**BRIEF:**
Line by line, transcribe the data below exactly and pass over the images.

**PROVIDED INFORMATION:**
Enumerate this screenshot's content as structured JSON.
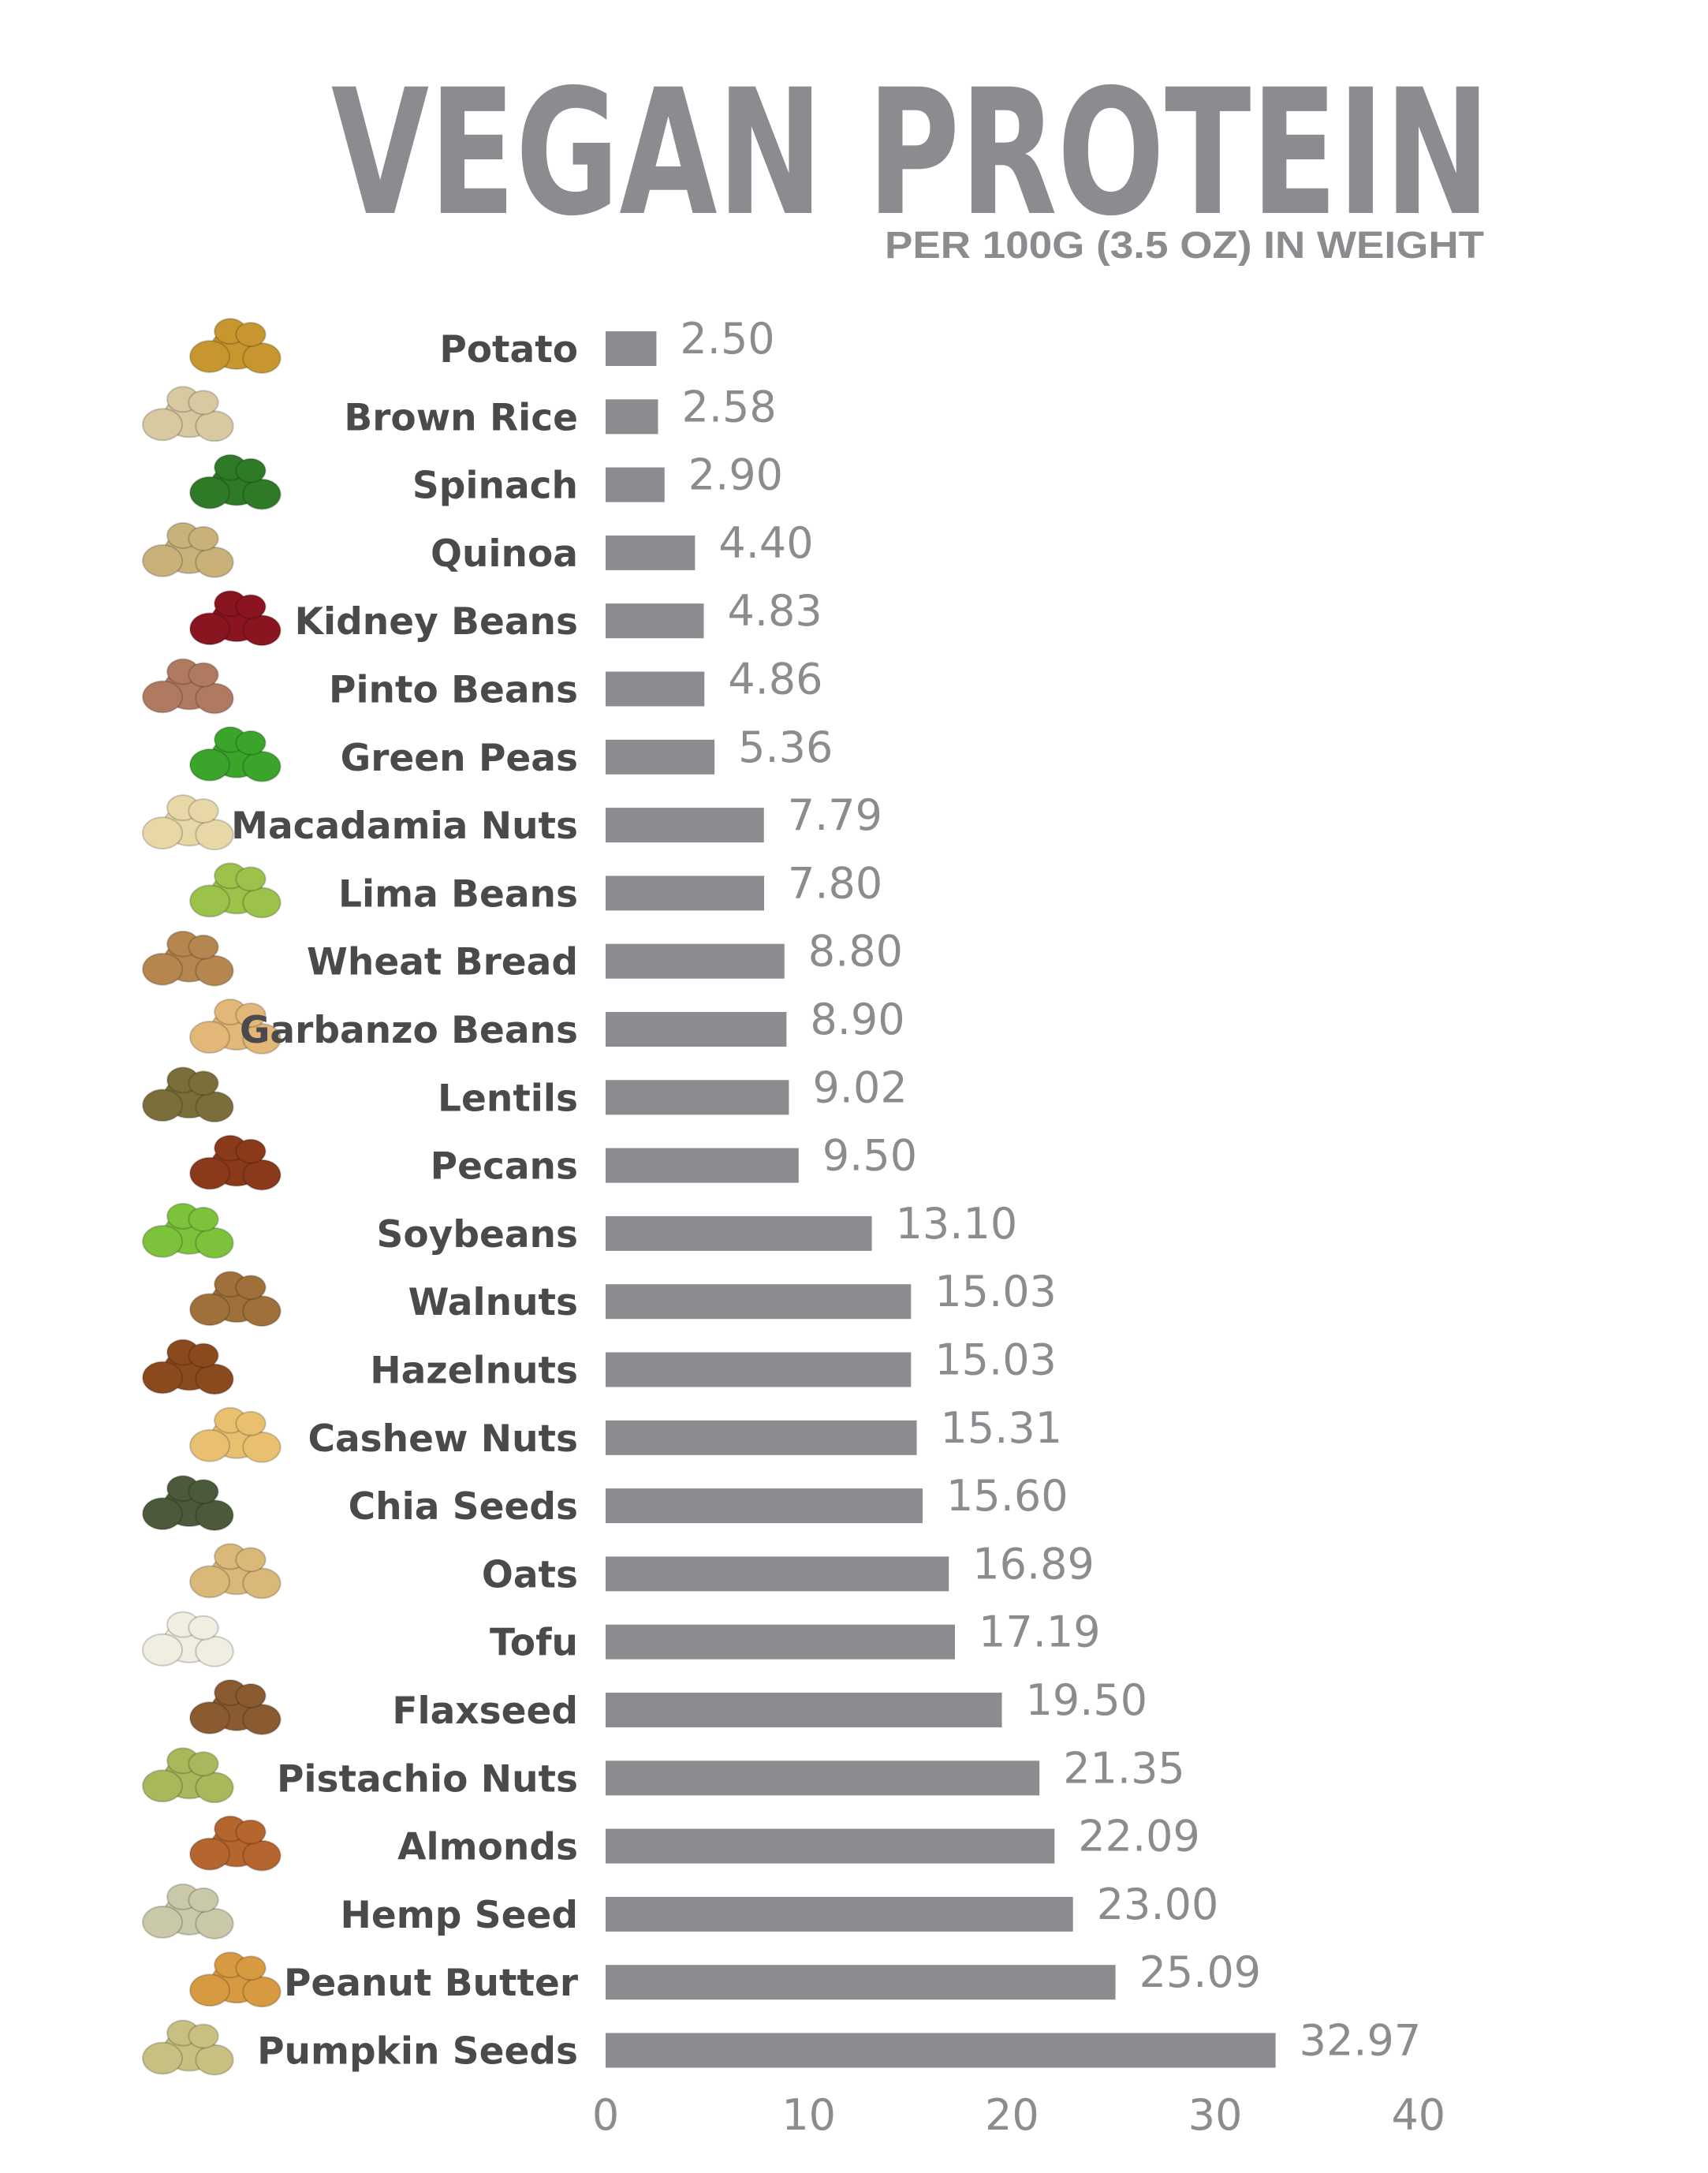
{
  "chart_data": {
    "type": "bar",
    "orientation": "horizontal",
    "title": "VEGAN PROTEIN",
    "subtitle": "PER  100G (3.5 OZ) IN WEIGHT",
    "categories": [
      "Potato",
      "Brown Rice",
      "Spinach",
      "Quinoa",
      "Kidney Beans",
      "Pinto Beans",
      "Green Peas",
      "Macadamia Nuts",
      "Lima Beans",
      "Wheat Bread",
      "Garbanzo Beans",
      "Lentils",
      "Pecans",
      "Soybeans",
      "Walnuts",
      "Hazelnuts",
      "Cashew Nuts",
      "Chia Seeds",
      "Oats",
      "Tofu",
      "Flaxseed",
      "Pistachio Nuts",
      "Almonds",
      "Hemp Seed",
      "Peanut Butter",
      "Pumpkin Seeds"
    ],
    "values": [
      2.5,
      2.58,
      2.9,
      4.4,
      4.83,
      4.86,
      5.36,
      7.79,
      7.8,
      8.8,
      8.9,
      9.02,
      9.5,
      13.1,
      15.03,
      15.03,
      15.31,
      15.6,
      16.89,
      17.19,
      19.5,
      21.35,
      22.09,
      23.0,
      25.09,
      32.97
    ],
    "value_labels": [
      "2.50",
      "2.58",
      "2.90",
      "4.40",
      "4.83",
      "4.86",
      "5.36",
      "7.79",
      "7.80",
      "8.80",
      "8.90",
      "9.02",
      "9.50",
      "13.10",
      "15.03",
      "15.03",
      "15.31",
      "15.60",
      "16.89",
      "17.19",
      "19.50",
      "21.35",
      "22.09",
      "23.00",
      "25.09",
      "32.97"
    ],
    "xlim": [
      0,
      40
    ],
    "xticks": [
      "0",
      "10",
      "20",
      "30",
      "40"
    ],
    "grid": false,
    "legend": "none",
    "bar_color": "#8c8c90",
    "icons": [
      "potato-icon",
      "brown-rice-icon",
      "spinach-icon",
      "quinoa-icon",
      "kidney-beans-icon",
      "pinto-beans-icon",
      "green-peas-icon",
      "macadamia-nuts-icon",
      "lima-beans-icon",
      "wheat-bread-icon",
      "garbanzo-beans-icon",
      "lentils-icon",
      "pecans-icon",
      "soybeans-icon",
      "walnuts-icon",
      "hazelnuts-icon",
      "cashew-nuts-icon",
      "chia-seeds-icon",
      "oats-icon",
      "tofu-icon",
      "flaxseed-icon",
      "pistachio-nuts-icon",
      "almonds-icon",
      "hemp-seed-icon",
      "peanut-butter-icon",
      "pumpkin-seeds-icon"
    ],
    "icon_colors": [
      "#c8962e",
      "#d9c9a0",
      "#2f7a26",
      "#c9b27a",
      "#8a1420",
      "#b07a60",
      "#3aa52a",
      "#e8d8a8",
      "#9cc24a",
      "#b5874f",
      "#e2b778",
      "#7a6f3a",
      "#8a3a1a",
      "#7cc23a",
      "#a0703a",
      "#8a4a1e",
      "#e8c070",
      "#4a5a3a",
      "#d9b878",
      "#f0eee0",
      "#8a5a30",
      "#a8b85a",
      "#b5652e",
      "#c9c8a8",
      "#d89a40",
      "#c8c080"
    ]
  }
}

**EXERCISE SOLUTION:**
Enumerate this screenshot's content as structured JSON.
{
  "chart_data": {
    "type": "bar",
    "orientation": "horizontal",
    "title": "VEGAN PROTEIN",
    "subtitle": "PER  100G (3.5 OZ) IN WEIGHT",
    "categories": [
      "Potato",
      "Brown Rice",
      "Spinach",
      "Quinoa",
      "Kidney Beans",
      "Pinto Beans",
      "Green Peas",
      "Macadamia Nuts",
      "Lima Beans",
      "Wheat Bread",
      "Garbanzo Beans",
      "Lentils",
      "Pecans",
      "Soybeans",
      "Walnuts",
      "Hazelnuts",
      "Cashew Nuts",
      "Chia Seeds",
      "Oats",
      "Tofu",
      "Flaxseed",
      "Pistachio Nuts",
      "Almonds",
      "Hemp Seed",
      "Peanut Butter",
      "Pumpkin Seeds"
    ],
    "values": [
      2.5,
      2.58,
      2.9,
      4.4,
      4.83,
      4.86,
      5.36,
      7.79,
      7.8,
      8.8,
      8.9,
      9.02,
      9.5,
      13.1,
      15.03,
      15.03,
      15.31,
      15.6,
      16.89,
      17.19,
      19.5,
      21.35,
      22.09,
      23.0,
      25.09,
      32.97
    ],
    "value_labels": [
      "2.50",
      "2.58",
      "2.90",
      "4.40",
      "4.83",
      "4.86",
      "5.36",
      "7.79",
      "7.80",
      "8.80",
      "8.90",
      "9.02",
      "9.50",
      "13.10",
      "15.03",
      "15.03",
      "15.31",
      "15.60",
      "16.89",
      "17.19",
      "19.50",
      "21.35",
      "22.09",
      "23.00",
      "25.09",
      "32.97"
    ],
    "xlim": [
      0,
      40
    ],
    "xticks": [
      "0",
      "10",
      "20",
      "30",
      "40"
    ],
    "grid": false,
    "legend": "none",
    "bar_color": "#8c8c90",
    "icons": [
      "potato-icon",
      "brown-rice-icon",
      "spinach-icon",
      "quinoa-icon",
      "kidney-beans-icon",
      "pinto-beans-icon",
      "green-peas-icon",
      "macadamia-nuts-icon",
      "lima-beans-icon",
      "wheat-bread-icon",
      "garbanzo-beans-icon",
      "lentils-icon",
      "pecans-icon",
      "soybeans-icon",
      "walnuts-icon",
      "hazelnuts-icon",
      "cashew-nuts-icon",
      "chia-seeds-icon",
      "oats-icon",
      "tofu-icon",
      "flaxseed-icon",
      "pistachio-nuts-icon",
      "almonds-icon",
      "hemp-seed-icon",
      "peanut-butter-icon",
      "pumpkin-seeds-icon"
    ],
    "icon_colors": [
      "#c8962e",
      "#d9c9a0",
      "#2f7a26",
      "#c9b27a",
      "#8a1420",
      "#b07a60",
      "#3aa52a",
      "#e8d8a8",
      "#9cc24a",
      "#b5874f",
      "#e2b778",
      "#7a6f3a",
      "#8a3a1a",
      "#7cc23a",
      "#a0703a",
      "#8a4a1e",
      "#e8c070",
      "#4a5a3a",
      "#d9b878",
      "#f0eee0",
      "#8a5a30",
      "#a8b85a",
      "#b5652e",
      "#c9c8a8",
      "#d89a40",
      "#c8c080"
    ]
  }
}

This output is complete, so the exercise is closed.